start Material supplied

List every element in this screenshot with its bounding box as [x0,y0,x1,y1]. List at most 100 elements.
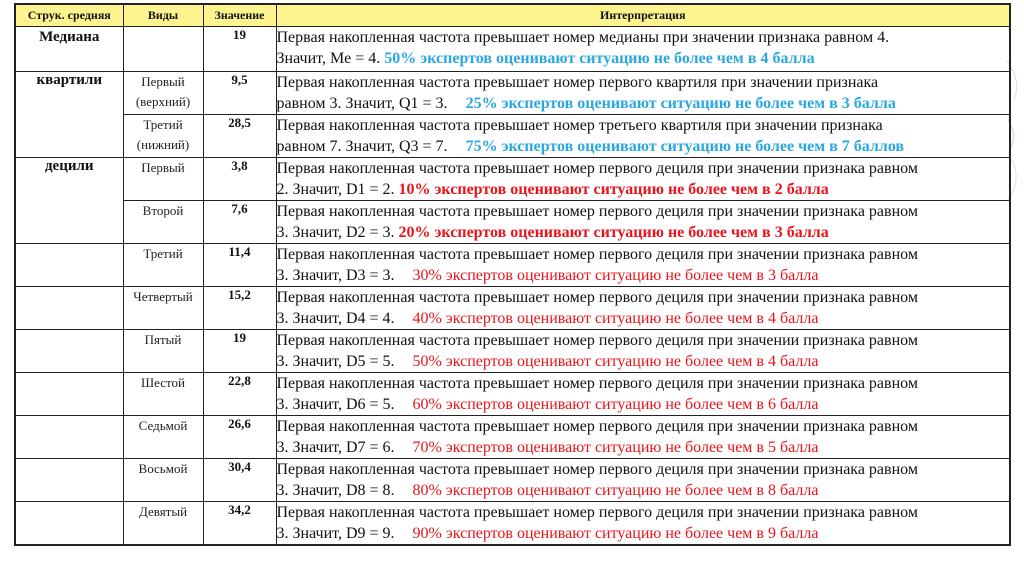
kind-cell: Четвертый [122,286,204,330]
interpretation-line-1: Первая накопленная частота превышает ном… [276,504,918,521]
interpretation-cell: Первая накопленная частота превышает ном… [275,26,1011,72]
interpretation-line-1: Первая накопленная частота превышает ном… [276,74,879,91]
value-cell: 3,8 [202,157,277,201]
group-quartiles: квартили [14,71,124,158]
group-empty [14,372,124,416]
interpretation-prefix: 3. Значит, D4 = 4. [276,310,395,327]
interpretation-prefix: равном 7. Значит, Q3 = 7. [276,138,448,155]
interpretation-highlight: 70% экспертов оценивают ситуацию не боле… [412,439,819,456]
kind-cell: Третий (нижний) [122,114,204,158]
interpretation-line-2: 3. Значит, D9 = 9. 90% экспертов оцениваю… [276,523,1009,544]
interpretation-prefix: равном 3. Значит, Q1 = 3. [276,95,448,112]
interpretation-cell: Первая накопленная частота превышает ном… [275,200,1011,244]
group-empty [14,329,124,373]
interpretation-highlight: 50% экспертов оценивают ситуацию не боле… [384,50,815,67]
interpretation-prefix: 3. Значит, D5 = 5. [276,353,395,370]
interpretation-prefix: 3. Значит, D6 = 5. [276,396,395,413]
table-row-quartile-3: Третий (нижний) 28,5 Первая накопленная … [15,114,1011,158]
interpretation-prefix: 2. Значит, D1 = 2. [276,181,395,198]
table-row-decile-9: Девятый 34,2 Первая накопленная частота … [14,501,1011,546]
value-cell: 15,2 [202,286,277,330]
table-header-row: Струк. средняя Виды Значение Интерпретац… [14,3,1011,27]
kind-cell: Восьмой [122,458,204,502]
value-cell: 7,6 [202,200,277,244]
interpretation-highlight: 60% экспертов оценивают ситуацию не боле… [412,396,819,413]
interpretation-line-2: равном 3. Значит, Q1 = 3. 25% экспертов о… [276,93,1009,114]
table-row-decile-7: Седьмой 26,6 Первая накопленная частота … [14,415,1011,459]
table-row-decile-5: Пятый 19 Первая накопленная частота прев… [14,329,1011,373]
table-row-median: Медиана 19 Первая накопленная частота пр… [14,26,1011,72]
interpretation-cell: Первая накопленная частота превышает ном… [275,114,1011,158]
interpretation-cell: Первая накопленная частота превышает ном… [275,329,1011,373]
interpretation-prefix: 3. Значит, D9 = 9. [276,525,395,542]
interpretation-cell: Первая накопленная частота превышает ном… [275,372,1011,416]
interpretation-highlight: 40% экспертов оценивают ситуацию не боле… [412,310,819,327]
interpretation-line-1: Первая накопленная частота превышает ном… [276,160,918,177]
kind-cell: Второй [122,200,204,244]
group-deciles: децили [14,157,124,244]
group-empty [14,286,124,330]
interpretation-line-2: 3. Значит, D6 = 5. 60% экспертов оцениваю… [276,394,1009,415]
interpretation-line-1: Первая накопленная частота превышает ном… [276,375,918,392]
interpretation-cell: Первая накопленная частота превышает ном… [275,458,1011,502]
interpretation-line-2: Значит, Me = 4. 50% экспертов оценивают … [276,48,1009,69]
statistics-table: Струк. средняя Виды Значение Интерпретац… [14,3,1011,546]
interpretation-cell: Первая накопленная частота превышает ном… [275,286,1011,330]
interpretation-line-1: Первая накопленная частота превышает ном… [276,29,890,46]
group-empty [14,458,124,502]
table-row-decile-1: децили Первый 3,8 Первая накопленная час… [14,157,1011,244]
kind-cell: Первый [122,157,204,201]
interpretation-highlight: 80% экспертов оценивают ситуацию не боле… [412,482,819,499]
kind-cell: Третий [122,243,204,287]
table-row-decile-4: Четвертый 15,2 Первая накопленная частот… [14,286,1011,330]
value-cell: 30,4 [202,458,277,502]
group-empty [14,243,124,287]
interpretation-highlight: 25% экспертов оценивают ситуацию не боле… [465,95,896,112]
interpretation-cell: Первая накопленная частота превышает ном… [275,71,1011,115]
kind-cell: Седьмой [122,415,204,459]
interpretation-highlight: 20% экспертов оценивают ситуацию не боле… [398,224,829,241]
interpretation-line-1: Первая накопленная частота превышает ном… [276,117,883,134]
value-cell: 26,6 [202,415,277,459]
value-cell: 28,5 [202,114,277,158]
header-kinds: Виды [122,3,204,27]
kind-cell: Первый (верхний) [122,71,204,115]
interpretation-line-2: 3. Значит, D7 = 6. 70% экспертов оцениваю… [276,437,1009,458]
group-empty [14,501,124,546]
interpretation-line-2: 3. Значит, D5 = 5. 50% экспертов оцениваю… [276,351,1009,372]
value-cell: 11,4 [202,243,277,287]
kind-cell [122,26,204,72]
interpretation-line-1: Первая накопленная частота превышает ном… [276,246,918,263]
interpretation-line-2: 3. Значит, D2 = 3. 20% экспертов оценива… [276,222,1009,243]
table-row-quartile-1: квартили Первый (верхний) 9,5 Первая нак… [14,71,1011,158]
interpretation-line-1: Первая накопленная частота превышает ном… [276,289,918,306]
interpretation-line-2: 3. Значит, D8 = 8. 80% экспертов оцениваю… [277,480,1009,501]
group-empty [14,415,124,459]
interpretation-prefix: Значит, Me = 4. [276,50,381,67]
interpretation-line-1: Первая накопленная частота превышает ном… [276,461,918,478]
interpretation-line-1: Первая накопленная частота превышает ном… [276,418,918,435]
value-cell: 22,8 [202,372,277,416]
header-value: Значение [202,3,277,27]
table-row-decile-2: Второй 7,6 Первая накопленная частота пр… [15,200,1011,244]
interpretation-line-1: Первая накопленная частота превышает ном… [276,203,918,220]
interpretation-prefix: 3. Значит, D7 = 6. [276,439,395,456]
interpretation-prefix: 3. Значит, D2 = 3. [276,224,395,241]
interpretation-cell: Первая накопленная частота превышает ном… [275,415,1011,459]
interpretation-highlight: 75% экспертов оценивают ситуацию не боле… [465,138,905,155]
interpretation-highlight: 50% экспертов оценивают ситуацию не боле… [412,353,819,370]
interpretation-cell: Первая накопленная частота превышает ном… [275,501,1011,546]
value-cell: 19 [202,26,277,72]
kind-cell: Шестой [122,372,204,416]
value-cell: 19 [202,329,277,373]
interpretation-line-2: равном 7. Значит, Q3 = 7. 75% экспертов о… [276,136,1009,157]
value-cell: 9,5 [202,71,277,115]
interpretation-line-1: Первая накопленная частота превышает ном… [276,332,918,349]
header-interpretation: Интерпретация [275,3,1011,27]
value-cell: 34,2 [202,501,277,546]
table-row-decile-3: Третий 11,4 Первая накопленная частота п… [14,243,1011,287]
group-median: Медиана [14,26,124,72]
interpretation-line-2: 3. Значит, D3 = 3. 30% экспертов оцениваю… [277,265,1009,286]
interpretation-highlight: 30% экспертов оценивают ситуацию не боле… [412,267,819,284]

end Material supplied

| Task description |
Recast every line of the listing above as a Markdown table with the columns "Row" and "Line", numbering the rows consecutively, omitting blank lines, and leaving out the pictures.

| Result of the task |
| Row | Line |
|---|---|
| 1 | List every element in this screenshot with its bounding box as [x0,y0,x1,y1]. List at most 100 elements. |
| 2 | kind-cell: Четвертый [122,286,204,330] |
| 3 | interpretation-line-1: Первая накопленная частота превышает ном… [276,504,918,521] |
| 4 | interpretation-cell: Первая накопленная частота превышает ном… [275,26,1011,72] |
| 5 | interpretation-line-1: Первая накопленная частота превышает ном… [276,74,879,91] |
| 6 | value-cell: 3,8 [202,157,277,201] |
| 7 | group-quartiles: квартили [14,71,124,158] |
| 8 | group-empty [14,372,124,416] |
| 9 | interpretation-prefix: 3. Значит, D4 = 4. [276,310,395,327] |
| 10 | interpretation-prefix: равном 7. Значит, Q3 = 7. [276,138,448,155] |
| 11 | interpretation-highlight: 70% экспертов оценивают ситуацию не боле… [412,439,819,456] |
| 12 | kind-cell: Третий (нижний) [122,114,204,158] |
| 13 | interpretation-line-2: 3. Значит, D9 = 9. 90% экспертов оцениваю… [276,523,1009,544] |
| 14 | interpretation-prefix: равном 3. Значит, Q1 = 3. [276,95,448,112] |
| 15 | interpretation-cell: Первая накопленная частота превышает ном… [275,200,1011,244] |
| 16 | group-empty [14,329,124,373] |
| 17 | interpretation-highlight: 50% экспертов оценивают ситуацию не боле… [384,50,815,67] |
| 18 | interpretation-prefix: 3. Значит, D5 = 5. [276,353,395,370] |
| 19 | interpretation-prefix: 3. Значит, D6 = 5. [276,396,395,413] |
| 20 | table-row-quartile-3: Третий (нижний) 28,5 Первая накопленная … [15,114,1011,158] |
| 21 | interpretation-prefix: 2. Значит, D1 = 2. [276,181,395,198] |
| 22 | table-row-decile-9: Девятый 34,2 Первая накопленная частота … [14,501,1011,546] |
| 23 | value-cell: 15,2 [202,286,277,330] |
| 24 | table-header-row: Струк. средняя Виды Значение Интерпретац… [14,3,1011,27] |
| 25 | kind-cell: Восьмой [122,458,204,502] |
| 26 | value-cell: 7,6 [202,200,277,244] |
| 27 | interpretation-highlight: 60% экспертов оценивают ситуацию не боле… [412,396,819,413] |
| 28 | interpretation-line-2: равном 3. Значит, Q1 = 3. 25% экспертов о… [276,93,1009,114] |
| 29 | table-row-decile-7: Седьмой 26,6 Первая накопленная частота … [14,415,1011,459] |
| 30 | table-row-decile-5: Пятый 19 Первая накопленная частота прев… [14,329,1011,373] |
| 31 | table-row-median: Медиана 19 Первая накопленная частота пр… [14,26,1011,72] |
| 32 | interpretation-cell: Первая накопленная частота превышает ном… [275,114,1011,158] |
| 33 | interpretation-cell: Первая накопленная частота превышает ном… [275,329,1011,373] |
| 34 | interpretation-prefix: 3. Значит, D9 = 9. [276,525,395,542] |
| 35 | interpretation-cell: Первая накопленная частота превышает ном… [275,372,1011,416] |
| 36 | interpretation-highlight: 40% экспертов оценивают ситуацию не боле… [412,310,819,327] |
| 37 | interpretation-line-1: Первая накопленная частота превышает ном… [276,160,918,177] |
| 38 | kind-cell: Второй [122,200,204,244] |
| 39 | group-deciles: децили [14,157,124,244] |
| 40 | group-empty [14,286,124,330] |
| 41 | interpretation-line-2: 3. Значит, D6 = 5. 60% экспертов оцениваю… [276,394,1009,415] |
| 42 | interpretation-line-1: Первая накопленная частота превышает ном… [276,375,918,392] |
| 43 | interpretation-cell: Первая накопленная частота превышает ном… [275,458,1011,502] |
| 44 | interpretation-line-2: Значит, Me = 4. 50% экспертов оценивают … [276,48,1009,69] |
| 45 | statistics-table: Струк. средняя Виды Значение Интерпретац… [14,3,1011,546] |
| 46 | interpretation-cell: Первая накопленная частота превышает ном… [275,286,1011,330] |
| 47 | interpretation-line-1: Первая накопленная частота превышает ном… [276,29,890,46] |
| 48 | group-empty [14,458,124,502] |
| 49 | table-row-decile-1: децили Первый 3,8 Первая накопленная час… [14,157,1011,244] |
| 50 | kind-cell: Первый [122,157,204,201] |
| 51 | interpretation-highlight: 80% экспертов оценивают ситуацию не боле… [412,482,819,499] |
| 52 | kind-cell: Третий [122,243,204,287] |
| 53 | table-row-decile-4: Четвертый 15,2 Первая накопленная частот… [14,286,1011,330] |
| 54 | value-cell: 30,4 [202,458,277,502] |
| 55 | group-empty [14,243,124,287] |
| 56 | interpretation-highlight: 25% экспертов оценивают ситуацию не боле… [465,95,896,112] |
| 57 | interpretation-cell: Первая накопленная частота превышает ном… [275,71,1011,115] |
| 58 | kind-cell: Седьмой [122,415,204,459] |
| 59 | interpretation-highlight: 20% экспертов оценивают ситуацию не боле… [398,224,829,241] |
| 60 | interpretation-line-1: Первая накопленная частота превышает ном… [276,117,883,134] |
| 61 | value-cell: 26,6 [202,415,277,459] |
| 62 | value-cell: 28,5 [202,114,277,158] |
| 63 | header-kinds: Виды [122,3,204,27] |
| 64 | kind-cell: Первый (верхний) [122,71,204,115] |
| 65 | interpretation-line-2: 3. Значит, D7 = 6. 70% экспертов оцениваю… [276,437,1009,458] |
| 66 | group-empty [14,501,124,546] |
| 67 | interpretation-line-2: 3. Значит, D5 = 5. 50% экспертов оцениваю… [276,351,1009,372] |
| 68 | value-cell: 11,4 [202,243,277,287] |
| 69 | kind-cell [122,26,204,72] |
| 70 | interpretation-line-1: Первая накопленная частота превышает ном… [276,246,918,263] |
| 71 | interpretation-line-2: 3. Значит, D2 = 3. 20% экспертов оценива… [276,222,1009,243] |
| 72 | table-row-quartile-1: квартили Первый (верхний) 9,5 Первая нак… [14,71,1011,158] |
| 73 | interpretation-line-1: Первая накопленная частота превышает ном… [276,289,918,306] |
| 74 | interpretation-line-2: 3. Значит, D8 = 8. 80% экспертов оцениваю… [277,480,1009,501] |
| 75 | group-empty [14,415,124,459] |
| 76 | interpretation-prefix: Значит, Me = 4. [276,50,381,67] |
| 77 | interpretation-line-1: Первая накопленная частота превышает ном… [276,461,918,478] |
| 78 | interpretation-line-1: Первая накопленная частота превышает ном… [276,418,918,435] |
| 79 | value-cell: 22,8 [202,372,277,416] |
| 80 | header-value: Значение [202,3,277,27] |
| 81 | table-row-decile-2: Второй 7,6 Первая накопленная частота пр… [15,200,1011,244] |
| 82 | interpretation-line-1: Первая накопленная частота превышает ном… [276,203,918,220] |
| 83 | interpretation-prefix: 3. Значит, D7 = 6. [276,439,395,456] |
| 84 | interpretation-prefix: 3. Значит, D2 = 3. [276,224,395,241] |
| 85 | interpretation-cell: Первая накопленная частота превышает ном… [275,415,1011,459] |
| 86 | interpretation-highlight: 75% экспертов оценивают ситуацию не боле… [465,138,905,155] |
| 87 | interpretation-highlight: 50% экспертов оценивают ситуацию не боле… [412,353,819,370] |
| 88 | interpretation-cell: Первая накопленная частота превышает ном… [275,501,1011,546] |
| 89 | value-cell: 19 [202,26,277,72] |
| 90 | kind-cell: Шестой [122,372,204,416] |
| 91 | value-cell: 19 [202,329,277,373] |
| 92 | interpretation-line-2: равном 7. Значит, Q3 = 7. 75% экспертов о… [276,136,1009,157] |
| 93 | value-cell: 9,5 [202,71,277,115] |
| 94 | interpretation-line-1: Первая накопленная частота превышает ном… [276,332,918,349] |
| 95 | header-interpretation: Интерпретация [275,3,1011,27] |
| 96 | value-cell: 34,2 [202,501,277,546] |
| 97 | table-row-decile-3: Третий 11,4 Первая накопленная частота п… [14,243,1011,287] |
| 98 | group-median: Медиана [14,26,124,72] |
| 99 | interpretation-line-2: 3. Значит, D3 = 3. 30% экспертов оцениваю… [277,265,1009,286] |
| 100 | interpretation-highlight: 30% экспертов оценивают ситуацию не боле… [412,267,819,284] |